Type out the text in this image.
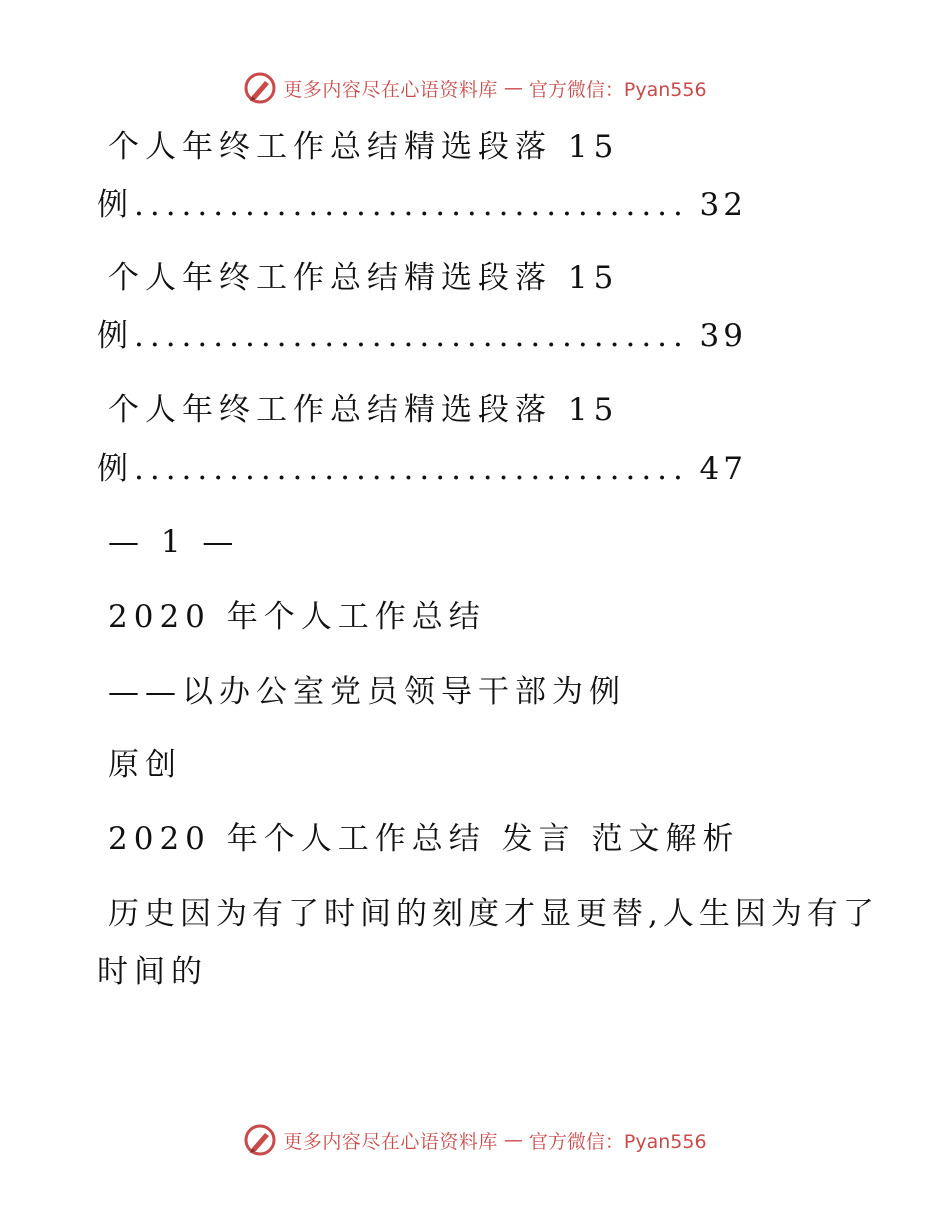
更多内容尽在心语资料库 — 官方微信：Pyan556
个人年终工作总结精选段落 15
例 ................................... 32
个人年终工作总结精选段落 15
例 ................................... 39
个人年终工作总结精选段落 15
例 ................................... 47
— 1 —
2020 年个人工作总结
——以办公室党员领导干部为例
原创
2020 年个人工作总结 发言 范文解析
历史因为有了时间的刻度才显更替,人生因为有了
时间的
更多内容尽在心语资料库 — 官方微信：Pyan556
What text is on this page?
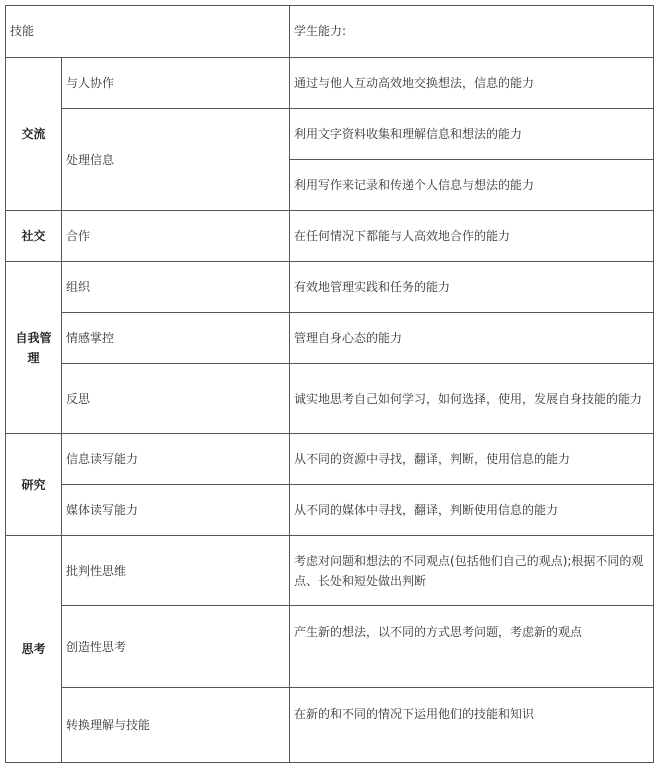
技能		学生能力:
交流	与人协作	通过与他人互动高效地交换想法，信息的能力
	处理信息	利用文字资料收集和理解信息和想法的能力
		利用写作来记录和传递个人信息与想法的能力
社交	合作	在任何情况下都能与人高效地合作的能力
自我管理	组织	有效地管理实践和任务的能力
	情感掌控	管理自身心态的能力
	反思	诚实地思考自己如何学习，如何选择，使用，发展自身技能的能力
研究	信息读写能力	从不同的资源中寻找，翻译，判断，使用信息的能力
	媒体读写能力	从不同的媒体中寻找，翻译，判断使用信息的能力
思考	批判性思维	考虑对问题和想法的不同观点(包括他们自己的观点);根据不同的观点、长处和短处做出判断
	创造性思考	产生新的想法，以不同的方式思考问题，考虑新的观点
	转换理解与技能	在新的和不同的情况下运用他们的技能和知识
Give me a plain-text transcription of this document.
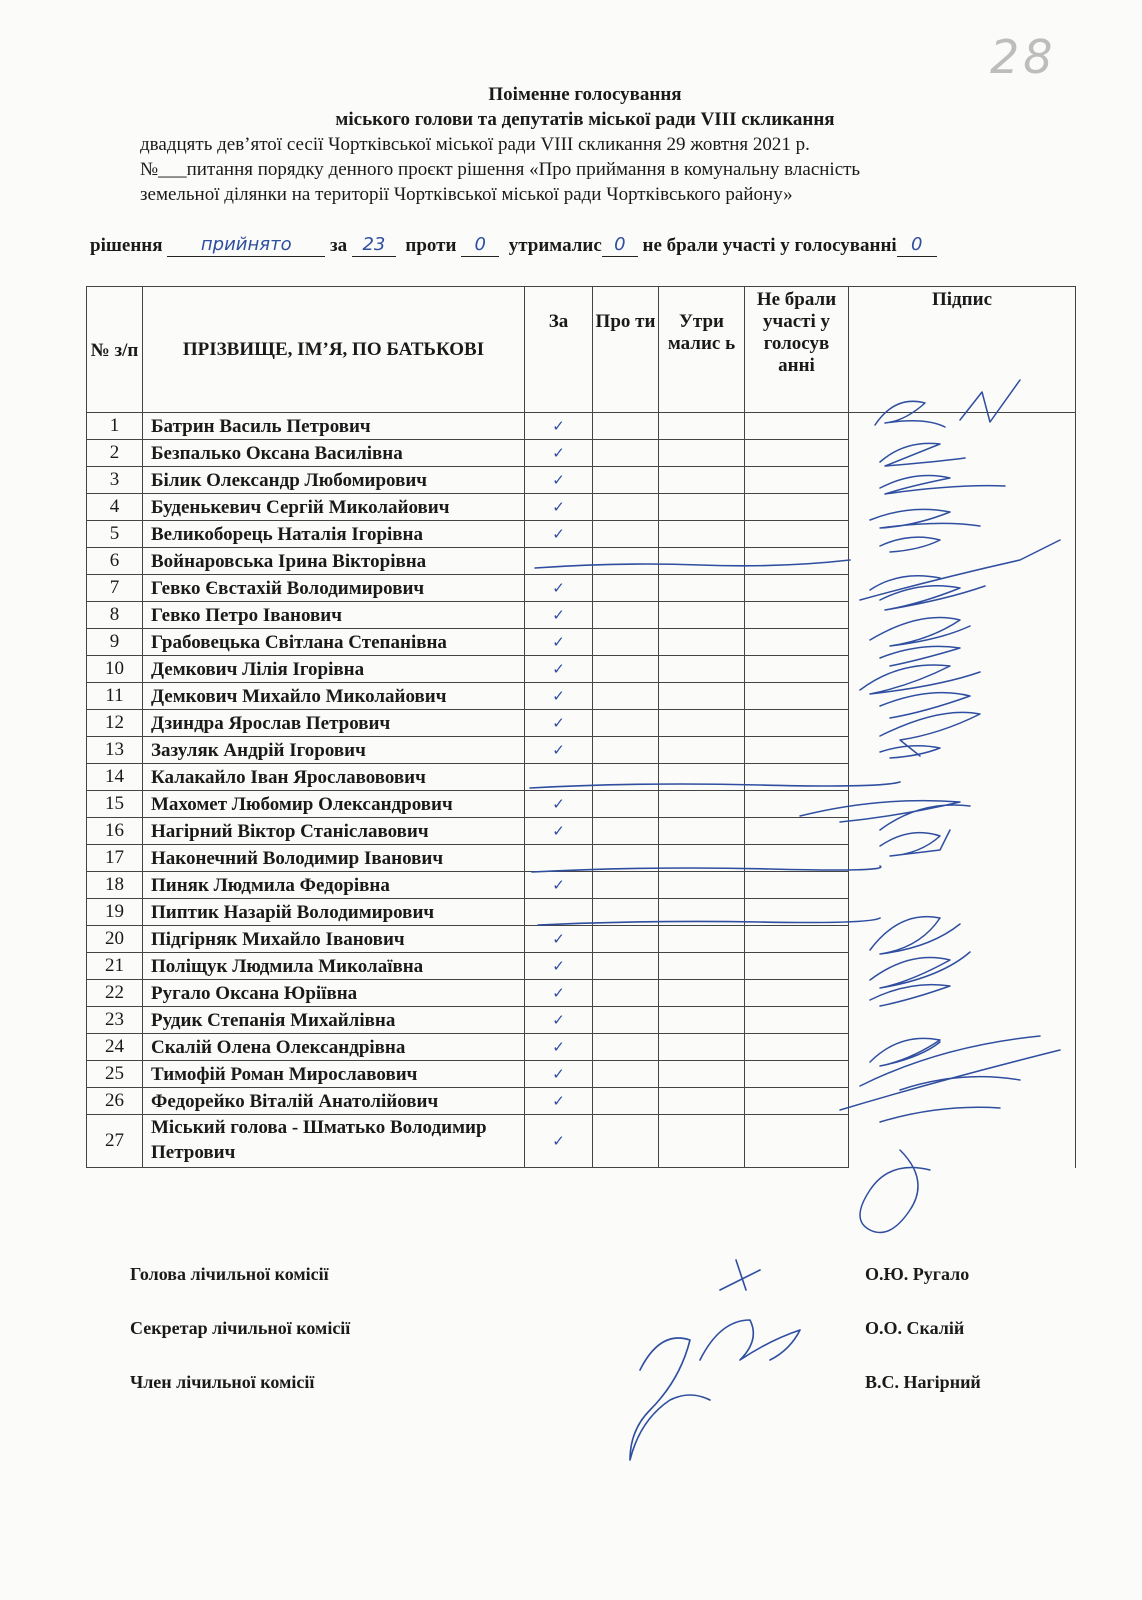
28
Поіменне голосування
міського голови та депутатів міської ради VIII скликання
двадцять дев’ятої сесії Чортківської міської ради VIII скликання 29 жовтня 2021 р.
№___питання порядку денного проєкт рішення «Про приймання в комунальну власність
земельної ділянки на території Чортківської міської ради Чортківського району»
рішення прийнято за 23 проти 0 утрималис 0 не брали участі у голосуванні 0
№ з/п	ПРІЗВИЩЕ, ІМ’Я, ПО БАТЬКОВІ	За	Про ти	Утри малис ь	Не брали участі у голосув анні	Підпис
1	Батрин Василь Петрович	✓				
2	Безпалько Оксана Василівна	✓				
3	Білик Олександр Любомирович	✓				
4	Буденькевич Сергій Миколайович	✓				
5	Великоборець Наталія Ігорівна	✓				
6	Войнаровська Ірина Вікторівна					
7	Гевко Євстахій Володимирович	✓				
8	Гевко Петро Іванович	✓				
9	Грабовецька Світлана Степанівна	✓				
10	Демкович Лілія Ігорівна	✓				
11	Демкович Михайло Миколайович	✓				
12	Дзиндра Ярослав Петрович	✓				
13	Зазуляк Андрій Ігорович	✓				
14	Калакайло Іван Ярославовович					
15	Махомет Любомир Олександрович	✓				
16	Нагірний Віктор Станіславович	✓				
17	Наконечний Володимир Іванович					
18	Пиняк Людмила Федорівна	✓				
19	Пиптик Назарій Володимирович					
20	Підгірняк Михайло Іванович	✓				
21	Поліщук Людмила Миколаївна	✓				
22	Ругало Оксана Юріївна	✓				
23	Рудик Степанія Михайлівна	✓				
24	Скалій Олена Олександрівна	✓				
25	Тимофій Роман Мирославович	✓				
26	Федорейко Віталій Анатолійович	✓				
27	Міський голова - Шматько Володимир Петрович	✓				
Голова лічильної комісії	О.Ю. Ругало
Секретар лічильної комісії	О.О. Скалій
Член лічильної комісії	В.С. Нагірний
---
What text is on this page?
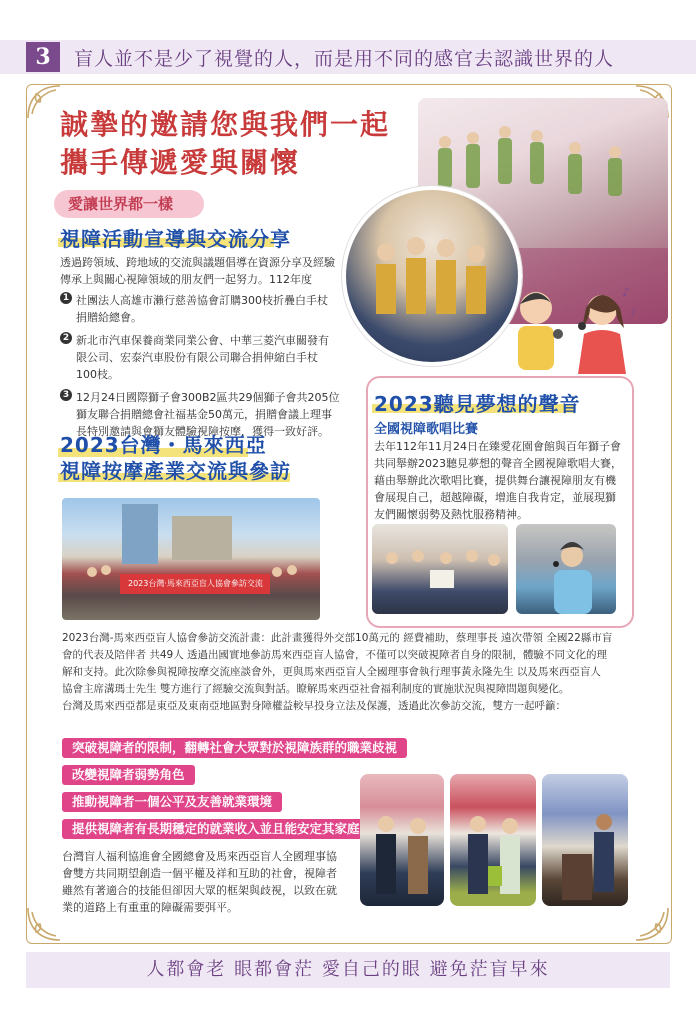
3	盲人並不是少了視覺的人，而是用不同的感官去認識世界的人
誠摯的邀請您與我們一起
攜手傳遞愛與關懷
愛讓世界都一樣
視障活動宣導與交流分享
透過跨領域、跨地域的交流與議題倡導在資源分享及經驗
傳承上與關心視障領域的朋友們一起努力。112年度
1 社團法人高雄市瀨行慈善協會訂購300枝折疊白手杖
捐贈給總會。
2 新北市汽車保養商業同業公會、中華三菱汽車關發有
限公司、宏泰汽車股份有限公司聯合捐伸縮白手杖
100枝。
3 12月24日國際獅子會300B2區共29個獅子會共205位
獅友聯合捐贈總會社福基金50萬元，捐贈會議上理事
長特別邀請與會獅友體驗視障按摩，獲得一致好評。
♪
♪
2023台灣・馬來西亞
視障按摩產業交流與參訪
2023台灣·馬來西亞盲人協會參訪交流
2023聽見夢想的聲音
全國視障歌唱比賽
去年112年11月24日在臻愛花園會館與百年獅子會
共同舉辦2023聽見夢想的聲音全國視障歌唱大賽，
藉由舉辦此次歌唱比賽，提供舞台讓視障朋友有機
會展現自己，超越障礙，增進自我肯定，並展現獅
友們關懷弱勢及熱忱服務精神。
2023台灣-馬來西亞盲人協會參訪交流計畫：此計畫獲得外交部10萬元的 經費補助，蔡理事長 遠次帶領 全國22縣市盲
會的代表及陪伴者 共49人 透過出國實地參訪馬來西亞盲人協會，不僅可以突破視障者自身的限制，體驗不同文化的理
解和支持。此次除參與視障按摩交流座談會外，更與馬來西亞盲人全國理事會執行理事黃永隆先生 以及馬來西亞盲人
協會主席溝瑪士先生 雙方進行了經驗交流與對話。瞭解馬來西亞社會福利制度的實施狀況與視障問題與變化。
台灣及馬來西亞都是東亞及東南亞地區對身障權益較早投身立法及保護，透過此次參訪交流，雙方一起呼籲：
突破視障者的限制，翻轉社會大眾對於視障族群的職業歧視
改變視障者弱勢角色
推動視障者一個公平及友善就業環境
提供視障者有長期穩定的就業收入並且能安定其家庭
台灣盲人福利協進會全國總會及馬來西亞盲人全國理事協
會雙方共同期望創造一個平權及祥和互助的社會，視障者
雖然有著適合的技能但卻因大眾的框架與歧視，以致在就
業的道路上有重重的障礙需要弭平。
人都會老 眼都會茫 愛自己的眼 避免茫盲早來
==
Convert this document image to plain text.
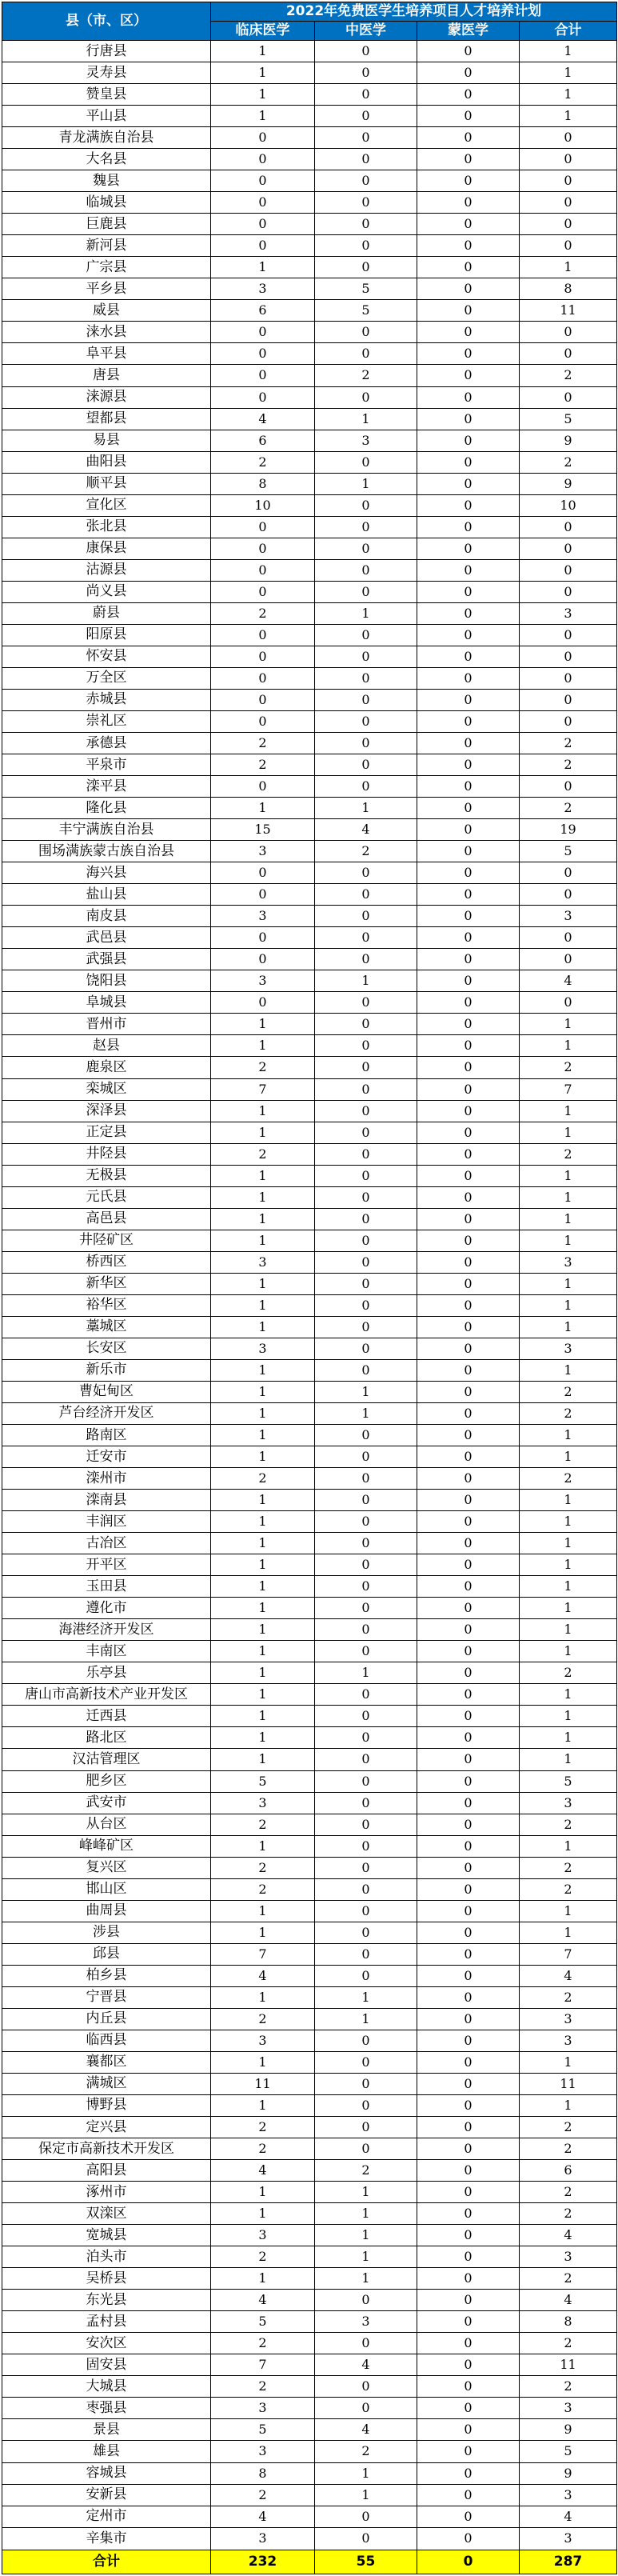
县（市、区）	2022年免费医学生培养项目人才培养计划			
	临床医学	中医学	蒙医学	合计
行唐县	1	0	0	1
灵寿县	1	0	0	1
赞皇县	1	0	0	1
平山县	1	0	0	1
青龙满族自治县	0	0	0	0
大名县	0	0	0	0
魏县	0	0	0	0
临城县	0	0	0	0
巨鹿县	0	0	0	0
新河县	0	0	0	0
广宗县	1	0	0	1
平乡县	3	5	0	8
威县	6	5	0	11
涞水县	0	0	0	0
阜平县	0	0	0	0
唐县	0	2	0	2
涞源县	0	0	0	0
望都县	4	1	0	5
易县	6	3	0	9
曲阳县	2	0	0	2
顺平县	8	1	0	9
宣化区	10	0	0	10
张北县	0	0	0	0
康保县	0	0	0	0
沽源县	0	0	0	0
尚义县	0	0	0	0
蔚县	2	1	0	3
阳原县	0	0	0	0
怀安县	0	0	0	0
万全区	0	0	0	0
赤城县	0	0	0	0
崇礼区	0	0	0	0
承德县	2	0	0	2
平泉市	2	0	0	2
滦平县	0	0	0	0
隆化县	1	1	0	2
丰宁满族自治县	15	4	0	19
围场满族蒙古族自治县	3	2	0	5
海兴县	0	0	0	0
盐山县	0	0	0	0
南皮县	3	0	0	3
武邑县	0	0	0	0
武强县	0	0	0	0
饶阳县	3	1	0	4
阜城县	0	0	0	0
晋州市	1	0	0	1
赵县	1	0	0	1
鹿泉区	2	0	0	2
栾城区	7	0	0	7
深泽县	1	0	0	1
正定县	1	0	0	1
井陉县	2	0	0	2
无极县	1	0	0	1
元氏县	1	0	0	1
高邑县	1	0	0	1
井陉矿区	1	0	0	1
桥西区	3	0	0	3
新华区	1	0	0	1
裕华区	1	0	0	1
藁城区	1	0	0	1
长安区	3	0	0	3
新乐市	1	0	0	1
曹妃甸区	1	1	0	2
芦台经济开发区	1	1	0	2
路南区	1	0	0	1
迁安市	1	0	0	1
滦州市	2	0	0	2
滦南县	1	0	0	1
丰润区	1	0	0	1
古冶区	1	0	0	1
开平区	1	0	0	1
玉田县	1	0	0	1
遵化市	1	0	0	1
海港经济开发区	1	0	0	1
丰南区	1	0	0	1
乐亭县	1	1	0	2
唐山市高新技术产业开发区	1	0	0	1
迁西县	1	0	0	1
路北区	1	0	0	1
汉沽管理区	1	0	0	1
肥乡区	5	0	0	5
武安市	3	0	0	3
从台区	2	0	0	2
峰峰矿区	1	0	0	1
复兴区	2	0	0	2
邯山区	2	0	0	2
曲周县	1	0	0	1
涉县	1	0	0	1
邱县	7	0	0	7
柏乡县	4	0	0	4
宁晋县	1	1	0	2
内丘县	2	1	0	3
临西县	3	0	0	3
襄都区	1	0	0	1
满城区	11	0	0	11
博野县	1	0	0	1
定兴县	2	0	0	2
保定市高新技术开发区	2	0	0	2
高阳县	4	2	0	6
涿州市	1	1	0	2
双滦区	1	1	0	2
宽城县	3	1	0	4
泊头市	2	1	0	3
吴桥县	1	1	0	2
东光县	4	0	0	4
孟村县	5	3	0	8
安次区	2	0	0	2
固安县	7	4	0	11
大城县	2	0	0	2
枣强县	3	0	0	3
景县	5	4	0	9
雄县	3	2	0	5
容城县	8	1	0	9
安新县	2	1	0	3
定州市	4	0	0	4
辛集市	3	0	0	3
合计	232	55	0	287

* Work required
Check each line of the data above for the string "Ругало" and report only how many lines have it.

* Answer for this exercise
2